RabbitMQ: Backoff is king

Posted on Sep 7, 2020

RabbitMQ is a fantastic piece of infrastructure for building event driven systems, but it’s far too easy to skip a key implementation detail early on (in haste, or ignorance) and end up creating extremely fragile systems. What I am referring to here is Message Redelivery and the need for some form of back-off.

The worst-case scenario runs as follows: you have a series of queues that consume events that are published to your exchange. For some reason, message handling fails (perhaps as a service the consumer depends on fails) and the messages are rejected, leading them to be redelivered. If the upstream service is still down, then it fails again. Over time, messages that have failed to be delivered begin to build up, leading to a greater and greater rate of message delivery to your consumers. This can then contribute to a greatly increased MTTR as increased rate of message consumption leads to yet more pressure on the already degraded upstream service. If this continues to run away, more and more resources will be consumed as the number of messages that can not be handled builds up, potentially leading to system wide outage.

The solution to our problem? Back-off implemented with RabbitMQ Dead Lettering.

▶ _WRITTEN TASK 1_: According to the RabbitMQ post, what is the solution to the problem it describes?

[A data block]

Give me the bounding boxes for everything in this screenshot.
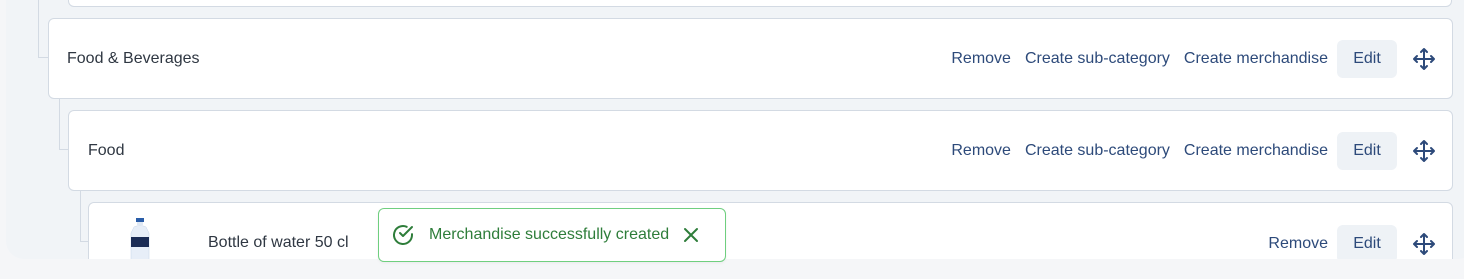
move-icon[interactable] (1412, 139, 1436, 163)
create-merchandise-button[interactable]: Create merchandise (1184, 142, 1328, 160)
edit-button[interactable]: Edit (1337, 39, 1397, 78)
category-title: Food (88, 141, 125, 159)
toast-message: Merchandise successfully created (429, 226, 670, 243)
merchandise-title: Bottle of water 50 cl (208, 234, 349, 251)
check-circle-icon (391, 223, 415, 247)
move-icon[interactable] (1412, 47, 1436, 71)
remove-button[interactable]: Remove (951, 142, 1011, 160)
create-sub-category-button[interactable]: Create sub-category (1025, 142, 1170, 160)
page-background-strip (0, 259, 1464, 279)
category-title: Food & Beverages (67, 49, 200, 67)
move-icon[interactable] (1412, 232, 1436, 256)
success-toast: Merchandise successfully created (378, 208, 726, 262)
water-bottle-image (130, 218, 149, 263)
edit-button[interactable]: Edit (1337, 224, 1397, 263)
remove-button[interactable]: Remove (1268, 235, 1328, 253)
create-sub-category-button[interactable]: Create sub-category (1025, 50, 1170, 68)
category-card-food-beverages: Food & Beverages Remove Create sub-categ… (48, 18, 1453, 99)
close-icon[interactable] (681, 225, 701, 245)
category-card-food: Food Remove Create sub-category Create m… (68, 110, 1453, 191)
create-merchandise-button[interactable]: Create merchandise (1184, 50, 1328, 68)
category-actions: Remove Create sub-category Create mercha… (937, 111, 1436, 190)
remove-button[interactable]: Remove (951, 50, 1011, 68)
edit-button[interactable]: Edit (1337, 131, 1397, 170)
category-actions: Remove Create sub-category Create mercha… (937, 19, 1436, 98)
category-card-above (68, 0, 1452, 7)
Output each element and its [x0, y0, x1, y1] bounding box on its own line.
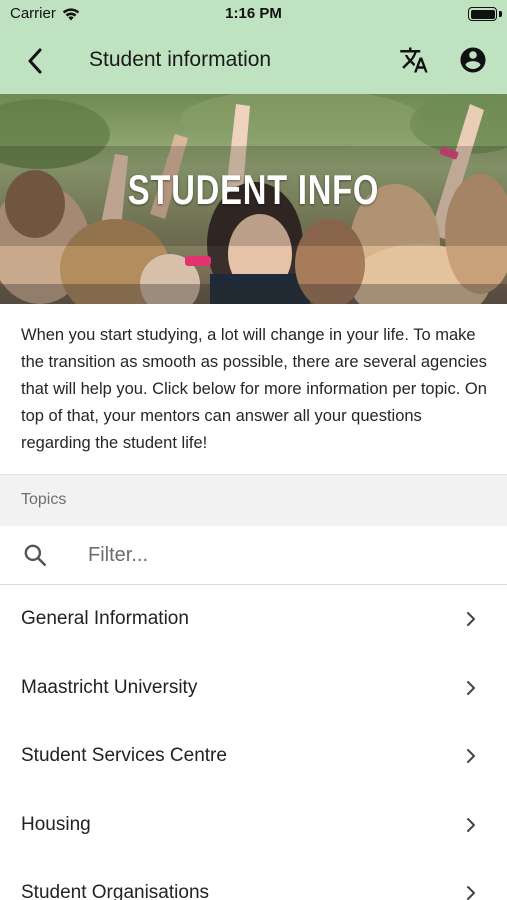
hero-title: STUDENT INFO — [127, 166, 380, 213]
intro-text: When you start studying, a lot will chan… — [21, 326, 487, 452]
topic-list: General Information Maastricht Universit… — [0, 585, 507, 900]
translate-icon — [400, 47, 428, 73]
battery-icon — [468, 7, 497, 21]
filter-bar — [0, 526, 507, 585]
chevron-right-icon — [467, 749, 475, 763]
topics-section-header: Topics — [0, 474, 507, 526]
account-button[interactable] — [455, 42, 491, 78]
hero-banner: STUDENT INFO — [0, 94, 507, 304]
chevron-left-icon — [28, 48, 42, 74]
page-title: Student information — [89, 48, 272, 71]
topic-item-student-services-centre[interactable]: Student Services Centre — [0, 722, 507, 791]
topic-item-maastricht-university[interactable]: Maastricht University — [0, 654, 507, 723]
translate-button[interactable] — [396, 42, 432, 78]
search-icon — [24, 544, 47, 567]
battery-nub — [499, 11, 502, 17]
chevron-right-icon — [467, 817, 475, 832]
chevron-right-icon — [467, 612, 475, 626]
app-header: Carrier 1:16 PM Student information — [0, 0, 507, 94]
topic-label: Housing — [21, 813, 91, 835]
topic-label: Student Organisations — [21, 882, 210, 900]
topics-header-label: Topics — [21, 491, 67, 508]
topic-label: General Information — [21, 608, 189, 629]
topic-item-student-organisations[interactable]: Student Organisations — [0, 859, 507, 900]
status-time: 1:16 PM — [225, 5, 282, 22]
chevron-right-icon — [467, 680, 475, 695]
topic-label: Student Services Centre — [21, 745, 227, 766]
filter-input[interactable] — [88, 538, 478, 572]
topic-item-general-information[interactable]: General Information — [0, 585, 507, 654]
nav-bar: Student information — [0, 28, 507, 94]
status-bar: Carrier 1:16 PM — [0, 0, 507, 28]
topic-item-housing[interactable]: Housing — [0, 791, 507, 860]
account-circle-icon — [460, 47, 486, 73]
chevron-right-icon — [467, 886, 475, 900]
topic-label: Maastricht University — [21, 676, 198, 698]
back-button[interactable] — [18, 44, 52, 78]
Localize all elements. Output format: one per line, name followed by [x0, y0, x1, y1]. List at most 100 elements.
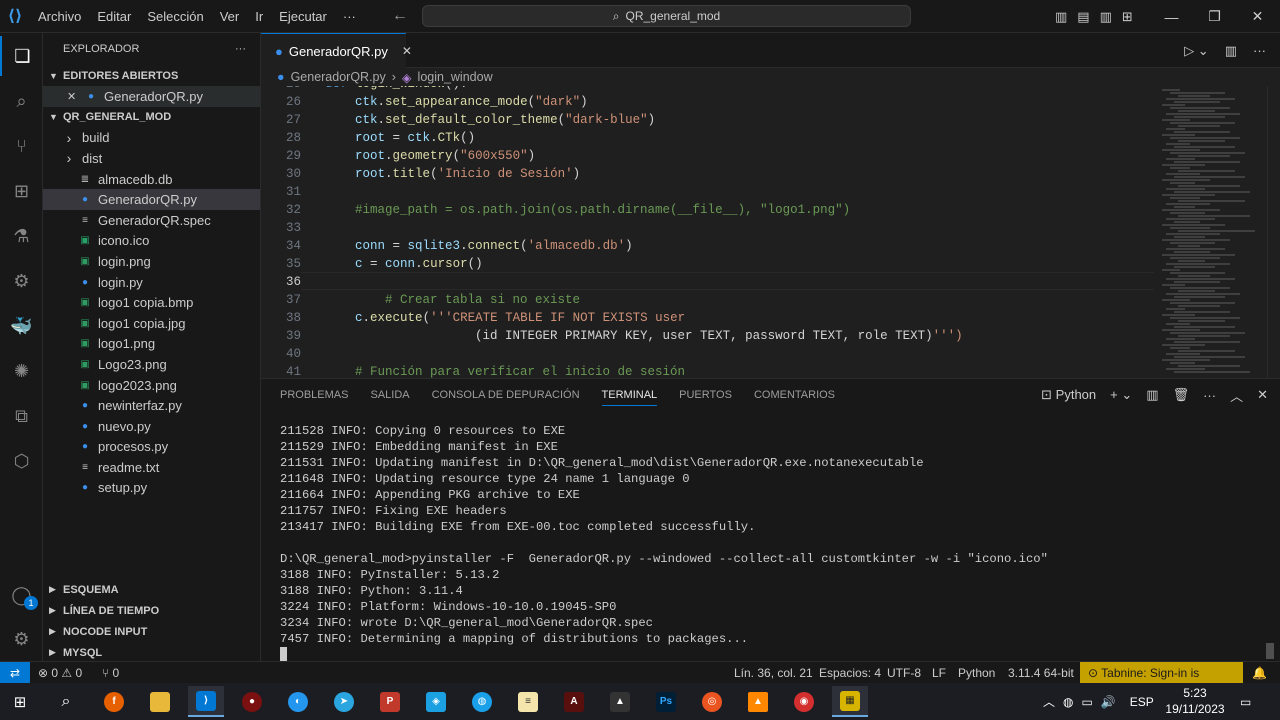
file-item[interactable]: ▣ logo1.png [43, 334, 260, 355]
notifications-bell-icon[interactable]: 🔔 [1252, 662, 1267, 684]
editor-more-icon[interactable]: ··· [1253, 43, 1266, 58]
ports-status[interactable]: ⑂ 0 [102, 662, 119, 684]
vlc-icon[interactable]: ▲ [740, 686, 776, 717]
file-item[interactable]: ● login.py [43, 272, 260, 293]
file-item[interactable]: ≣ almacedb.db [43, 169, 260, 190]
problems-status[interactable]: ⊗ 0 ⚠ 0 [38, 662, 82, 684]
menu-editar[interactable]: Editar [89, 0, 139, 33]
terminal-scrollbar[interactable] [1266, 643, 1274, 659]
testing-icon[interactable]: ⚗ [0, 216, 43, 256]
menu-more[interactable]: ··· [335, 0, 364, 33]
file-item[interactable]: ▣ login.png [43, 251, 260, 272]
app-a-icon[interactable]: A [556, 686, 592, 717]
new-terminal-icon[interactable]: + ⌄ [1110, 387, 1132, 403]
split-editor-icon[interactable]: ▥ [1225, 43, 1237, 59]
indentation[interactable]: Espacios: 4 [819, 662, 881, 684]
app-yellow-icon[interactable]: ▦ [832, 686, 868, 717]
store-icon[interactable]: ◈ [418, 686, 454, 717]
remote-icon[interactable]: ⇄ [0, 662, 30, 684]
kill-terminal-icon[interactable]: 🗑 [1173, 387, 1190, 403]
tab-ports[interactable]: PUERTOS [679, 389, 732, 401]
photoshop-icon[interactable]: Ps [648, 686, 684, 717]
language-mode[interactable]: Python [958, 662, 995, 684]
cursor-position[interactable]: Lín. 36, col. 21 [734, 662, 813, 684]
code-editor[interactable]: 25 def login_window(): 26 ctk.set_appearan… [261, 86, 1154, 378]
battery-icon[interactable]: ▭ [1082, 695, 1093, 709]
restore-icon[interactable]: ❐ [1193, 8, 1236, 25]
explorer-icon[interactable]: ❏ [0, 36, 43, 76]
file-item[interactable]: ▣ Logo23.png [43, 354, 260, 375]
file-item[interactable]: ● setup.py [43, 478, 260, 499]
accounts-icon[interactable]: ◯ [0, 575, 43, 615]
terminal-output[interactable]: 211528 INFO: Copying 0 resources to EXE 2… [280, 423, 1048, 663]
tab-terminal[interactable]: TERMINAL [601, 384, 658, 406]
menu-ir[interactable]: Ir [247, 0, 271, 33]
file-item[interactable]: ● newinterfaz.py [43, 395, 260, 416]
close-window-icon[interactable]: ✕ [1236, 8, 1279, 25]
customize-layout-icon[interactable]: ⊞ [1122, 9, 1133, 25]
timeline-section[interactable]: ▶ LÍNEA DE TIEMPO [43, 600, 261, 621]
menu-archivo[interactable]: Archivo [30, 0, 89, 33]
folder-item[interactable]: › dist [43, 148, 260, 169]
file-item[interactable]: ▣ icono.ico [43, 231, 260, 252]
app-recorder-icon[interactable]: ◉ [786, 686, 822, 717]
extensions-icon[interactable]: ⊞ [0, 171, 43, 211]
close-icon[interactable]: ✕ [67, 90, 83, 103]
vscode-taskbar-icon[interactable]: ⟩ [188, 686, 224, 717]
breadcrumb-file[interactable]: GeneradorQR.py [291, 70, 386, 84]
file-item[interactable]: ▣ logo1 copia.bmp [43, 292, 260, 313]
file-item[interactable]: ≡ GeneradorQR.spec [43, 210, 260, 231]
app-red-icon[interactable]: ● [234, 686, 270, 717]
file-explorer-icon[interactable] [142, 686, 178, 717]
manage-gear-icon[interactable]: ⚙ [0, 619, 43, 659]
notes-icon[interactable]: ≡ [510, 686, 546, 717]
tab-generadorqr[interactable]: ● GeneradorQR.py ✕ [261, 33, 412, 68]
more-actions-icon[interactable]: ··· [1203, 388, 1216, 403]
more-actions-icon[interactable]: ··· [235, 43, 246, 55]
nocode-input-section[interactable]: ▶ NOCODE INPUT [43, 621, 261, 642]
inkscape-icon[interactable]: ▲ [602, 686, 638, 717]
toggle-secondary-sidebar-icon[interactable]: ▥ [1100, 9, 1112, 25]
project-section[interactable]: ▼ QR_GENERAL_MOD [43, 107, 260, 128]
split-terminal-icon[interactable]: ▥ [1146, 387, 1158, 403]
terminal-shell-selector[interactable]: ⊡ Python [1041, 387, 1096, 403]
remote-explorer-icon[interactable]: ⧉ [0, 396, 43, 436]
search-icon[interactable]: ⌕ [48, 686, 84, 717]
firefox-icon[interactable]: f [96, 686, 132, 717]
file-item[interactable]: ● nuevo.py [43, 416, 260, 437]
end-of-line[interactable]: LF [932, 662, 946, 684]
back-arrow-icon[interactable]: ← [392, 7, 408, 25]
run-debug-icon[interactable]: ⚙ [0, 261, 43, 301]
open-editor-item[interactable]: ✕ ● GeneradorQR.py [43, 86, 260, 107]
notification-center-icon[interactable]: ▭ [1240, 683, 1251, 720]
command-center-search[interactable]: ⌕ QR_general_mod [422, 5, 911, 27]
tab-problems[interactable]: PROBLEMAS [280, 389, 348, 401]
source-control-icon[interactable]: ⑂ [0, 126, 43, 166]
close-panel-icon[interactable]: ✕ [1257, 387, 1268, 403]
menu-ver[interactable]: Ver [212, 0, 248, 33]
tab-debug-console[interactable]: CONSOLA DE DEPURACIÓN [432, 389, 580, 401]
mysql-section[interactable]: ▶ MYSQL [43, 642, 261, 663]
openai-icon[interactable]: ✺ [0, 351, 43, 391]
tab-comments[interactable]: COMENTARIOS [754, 389, 835, 401]
app-p-icon[interactable]: P [372, 686, 408, 717]
file-item[interactable]: ≡ readme.txt [43, 457, 260, 478]
folder-item[interactable]: › build [43, 128, 260, 149]
python-interpreter[interactable]: 3.11.4 64-bit [1008, 662, 1074, 684]
menu-seleccion[interactable]: Selección [139, 0, 211, 33]
telegram-icon[interactable]: ➤ [326, 686, 362, 717]
file-item[interactable]: ▣ logo2023.png [43, 375, 260, 396]
toggle-sidebar-icon[interactable]: ▥ [1055, 9, 1067, 25]
taskbar-clock[interactable]: 5:23 19/11/2023 [1160, 685, 1230, 717]
file-item[interactable]: ● GeneradorQR.py [43, 189, 260, 210]
docker-icon[interactable]: ◐ [280, 686, 316, 717]
tab-output[interactable]: SALIDA [370, 389, 409, 401]
tabnine-status[interactable]: ⊙ Tabnine: Sign-in is required [1080, 662, 1243, 702]
ubuntu-icon[interactable]: ◎ [694, 686, 730, 717]
editor-scrollbar[interactable] [1267, 86, 1280, 378]
chevron-up-icon[interactable]: ︿ [1043, 693, 1055, 710]
file-item[interactable]: ▣ logo1 copia.jpg [43, 313, 260, 334]
minimize-icon[interactable]: — [1150, 9, 1193, 25]
input-language[interactable]: ESP [1130, 695, 1154, 709]
close-tab-icon[interactable]: ✕ [402, 44, 412, 58]
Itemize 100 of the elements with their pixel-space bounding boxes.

▶ _WRITTEN TASK 2_: Arrange the listing's lines as a Markdown table with columns n and Line, from the line with "file-item[interactable]: ▣ logo1.png" up to and including the line with "explorer-icon[interactable]: ❏ [0, 36, 43, 76]". Number each row and leave out blank lines.

▶ _COMPLETE RESPONSE 1_: Back-off implemented with RabbitMQ Dead Lettering.

▶ _COMPLETE RESPONSE 2_:
| n | Line |
|---|---|
| 1 | file-item[interactable]: ▣ logo1.png [43, 334, 260, 355] |
| 2 | notifications-bell-icon[interactable]: 🔔 [1252, 662, 1267, 684] |
| 3 | editor-more-icon[interactable]: ··· [1253, 43, 1266, 58] |
| 4 | ports-status[interactable]: ⑂ 0 [102, 662, 119, 684] |
| 5 | vlc-icon[interactable]: ▲ [740, 686, 776, 717] |
| 6 | file-item[interactable]: ● login.py [43, 272, 260, 293] |
| 7 | file-item[interactable]: ≣ almacedb.db [43, 169, 260, 190] |
| 8 | problems-status[interactable]: ⊗ 0 ⚠ 0 [38, 662, 82, 684] |
| 9 | menu-editar[interactable]: Editar [89, 0, 139, 33] |
| 10 | terminal-scrollbar[interactable] [1266, 643, 1274, 659] |
| 11 | testing-icon[interactable]: ⚗ [0, 216, 43, 256] |
| 12 | menu-more[interactable]: ··· [335, 0, 364, 33] |
| 13 | file-item[interactable]: ▣ login.png [43, 251, 260, 272] |
| 14 | app-a-icon[interactable]: A [556, 686, 592, 717] |
| 15 | new-terminal-icon[interactable]: + ⌄ [1110, 387, 1132, 403] |
| 16 | split-editor-icon[interactable]: ▥ [1225, 43, 1237, 59] |
| 17 | indentation[interactable]: Espacios: 4 [819, 662, 881, 684] |
| 18 | app-yellow-icon[interactable]: ▦ [832, 686, 868, 717] |
| 19 | store-icon[interactable]: ◈ [418, 686, 454, 717] |
| 20 | remote-icon[interactable]: ⇄ [0, 662, 30, 684] |
| 21 | kill-terminal-icon[interactable]: 🗑 [1173, 387, 1190, 403] |
| 22 | tab-ports[interactable]: PUERTOS [679, 389, 732, 401] |
| 23 | photoshop-icon[interactable]: Ps [648, 686, 684, 717] |
| 24 | language-mode[interactable]: Python [958, 662, 995, 684] |
| 25 | cursor-position[interactable]: Lín. 36, col. 21 [734, 662, 813, 684] |
| 26 | code-editor[interactable]: 25 def login_window(): 26 ctk.set_appearan… [261, 86, 1154, 378] |
| 27 | battery-icon[interactable]: ▭ [1082, 695, 1093, 709] |
| 28 | restore-icon[interactable]: ❐ [1193, 8, 1236, 25] |
| 29 | explorer-icon[interactable]: ❏ [0, 36, 43, 76] |